**SHORT TASK**
Produce a word-for-word copy of the listing below without its pictures.
***
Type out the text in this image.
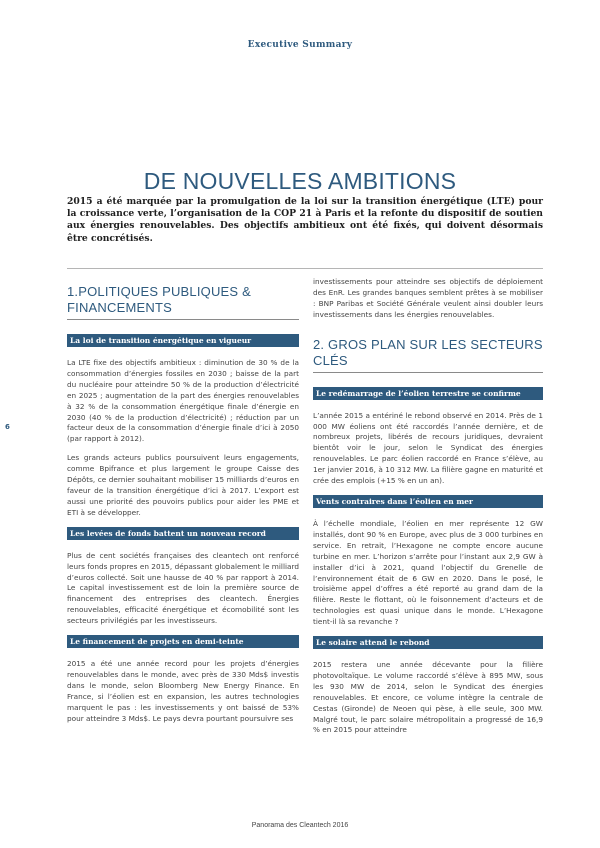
Executive Summary
6
DE NOUVELLES AMBITIONS
2015 a été marquée par la promulgation de la loi sur la transition énergétique (LTE) pour la croissance verte, l’organisation de la COP 21 à Paris et la refonte du dispositif de soutien aux énergies renouvelables. Des objectifs ambitieux ont été fixés, qui doivent désormais être concrétisés.
1.POLITIQUES PUBLIQUES & FINANCEMENTS
La loi de transition énergétique en vigueur

La LTE fixe des objectifs ambitieux : diminution de 30 % de la consommation d’énergies fossiles en 2030 ; baisse de la part du nucléaire pour atteindre 50 % de la production d’électricité en 2025 ; augmentation de la part des énergies renouvelables à 32 % de la consommation énergétique finale d’énergie en 2030 (40 % de la production d’électricité) ; réduction par un facteur deux de la consommation d’énergie finale d’ici à 2050 (par rapport à 2012).

Les grands acteurs publics poursuivent leurs engagements, comme Bpifrance et plus largement le groupe Caisse des Dépôts, ce dernier souhaitant mobiliser 15 milliards d’euros en faveur de la transition énergétique d’ici à 2017. L’export est aussi une priorité des pouvoirs publics pour aider les PME et ETI à se développer.

Les levées de fonds battent un nouveau record

Plus de cent sociétés françaises des cleantech ont renforcé leurs fonds propres en 2015, dépassant globalement le milliard d’euros collecté. Soit une hausse de 40 % par rapport à 2014. Le capital investissement est de loin la première source de financement des entreprises des cleantech. Énergies renouvelables, efficacité énergétique et écomobilité sont les secteurs privilégiés par les investisseurs.

Le financement de projets en demi-teinte

2015 a été une année record pour les projets d’énergies renouvelables dans le monde, avec près de 330 Mds$ investis dans le monde, selon Bloomberg New Energy Finance. En France, si l’éolien est en expansion, les autres technologies marquent le pas : les investissements y ont baissé de 53% pour atteindre 3 Mds$. Le pays devra pourtant poursuivre ses

investissements pour atteindre ses objectifs de déploiement des EnR. Les grandes banques semblent prêtes à se mobiliser : BNP Paribas et Société Générale veulent ainsi doubler leurs investissements dans les énergies renouvelables.

2. GROS PLAN SUR LES SECTEURS CLÉS
Le redémarrage de l’éolien terrestre se confirme

L’année 2015 a entériné le rebond observé en 2014. Près de 1 000 MW éoliens ont été raccordés l’année dernière, et de nombreux projets, libérés de recours juridiques, devraient bientôt voir le jour, selon le Syndicat des énergies renouvelables. Le parc éolien raccordé en France s’élève, au 1er janvier 2016, à 10 312 MW. La filière gagne en maturité et crée des emplois (+15 % en un an).

Vents contraires dans l’éolien en mer

À l’échelle mondiale, l’éolien en mer représente 12 GW installés, dont 90 % en Europe, avec plus de 3 000 turbines en service. En retrait, l’Hexagone ne compte encore aucune turbine en mer. L’horizon s’arrête pour l’instant aux 2,9 GW à installer d’ici à 2021, quand l’objectif du Grenelle de l’environnement était de 6 GW en 2020. Dans le posé, le troisième appel d’offres a été reporté au grand dam de la filière. Reste le flottant, où le foisonnement d’acteurs et de technologies est quasi unique dans le monde. L’Hexagone tient-il là sa revanche ?

Le solaire attend le rebond

2015 restera une année décevante pour la filière photovoltaïque. Le volume raccordé s’élève à 895 MW, sous les 930 MW de 2014, selon le Syndicat des énergies renouvelables. Et encore, ce volume intègre la centrale de Cestas (Gironde) de Neoen qui pèse, à elle seule, 300 MW. Malgré tout, le parc solaire métropolitain a progressé de 16,9 % en 2015 pour atteindre

Panorama des Cleantech 2016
***
**TASK RESPONSE**
Type out the text in this image.
Executive Summary
6
DE NOUVELLES AMBITIONS
2015 a été marquée par la promulgation de la loi sur la transition énergétique (LTE) pour la croissance verte, l’organisation de la COP 21 à Paris et la refonte du dispositif de soutien aux énergies renouvelables. Des objectifs ambitieux ont été fixés, qui doivent désormais être concrétisés.
1.POLITIQUES PUBLIQUES & FINANCEMENTS
La loi de transition énergétique en vigueur

La LTE fixe des objectifs ambitieux : diminution de 30 % de la consommation d’énergies fossiles en 2030 ; baisse de la part du nucléaire pour atteindre 50 % de la production d’électricité en 2025 ; augmentation de la part des énergies renouvelables à 32 % de la consommation énergétique finale d’énergie en 2030 (40 % de la production d’électricité) ; réduction par un facteur deux de la consommation d’énergie finale d’ici à 2050 (par rapport à 2012).

Les grands acteurs publics poursuivent leurs engagements, comme Bpifrance et plus largement le groupe Caisse des Dépôts, ce dernier souhaitant mobiliser 15 milliards d’euros en faveur de la transition énergétique d’ici à 2017. L’export est aussi une priorité des pouvoirs publics pour aider les PME et ETI à se développer.

Les levées de fonds battent un nouveau record

Plus de cent sociétés françaises des cleantech ont renforcé leurs fonds propres en 2015, dépassant globalement le milliard d’euros collecté. Soit une hausse de 40 % par rapport à 2014. Le capital investissement est de loin la première source de financement des entreprises des cleantech. Énergies renouvelables, efficacité énergétique et écomobilité sont les secteurs privilégiés par les investisseurs.

Le financement de projets en demi-teinte

2015 a été une année record pour les projets d’énergies renouvelables dans le monde, avec près de 330 Mds$ investis dans le monde, selon Bloomberg New Energy Finance. En France, si l’éolien est en expansion, les autres technologies marquent le pas : les investissements y ont baissé de 53% pour atteindre 3 Mds$. Le pays devra pourtant poursuivre ses

investissements pour atteindre ses objectifs de déploiement des EnR. Les grandes banques semblent prêtes à se mobiliser : BNP Paribas et Société Générale veulent ainsi doubler leurs investissements dans les énergies renouvelables.

2. GROS PLAN SUR LES SECTEURS CLÉS
Le redémarrage de l’éolien terrestre se confirme

L’année 2015 a entériné le rebond observé en 2014. Près de 1 000 MW éoliens ont été raccordés l’année dernière, et de nombreux projets, libérés de recours juridiques, devraient bientôt voir le jour, selon le Syndicat des énergies renouvelables. Le parc éolien raccordé en France s’élève, au 1er janvier 2016, à 10 312 MW. La filière gagne en maturité et crée des emplois (+15 % en un an).

Vents contraires dans l’éolien en mer

À l’échelle mondiale, l’éolien en mer représente 12 GW installés, dont 90 % en Europe, avec plus de 3 000 turbines en service. En retrait, l’Hexagone ne compte encore aucune turbine en mer. L’horizon s’arrête pour l’instant aux 2,9 GW à installer d’ici à 2021, quand l’objectif du Grenelle de l’environnement était de 6 GW en 2020. Dans le posé, le troisième appel d’offres a été reporté au grand dam de la filière. Reste le flottant, où le foisonnement d’acteurs et de technologies est quasi unique dans le monde. L’Hexagone tient-il là sa revanche ?

Le solaire attend le rebond

2015 restera une année décevante pour la filière photovoltaïque. Le volume raccordé s’élève à 895 MW, sous les 930 MW de 2014, selon le Syndicat des énergies renouvelables. Et encore, ce volume intègre la centrale de Cestas (Gironde) de Neoen qui pèse, à elle seule, 300 MW. Malgré tout, le parc solaire métropolitain a progressé de 16,9 % en 2015 pour atteindre

Panorama des Cleantech 2016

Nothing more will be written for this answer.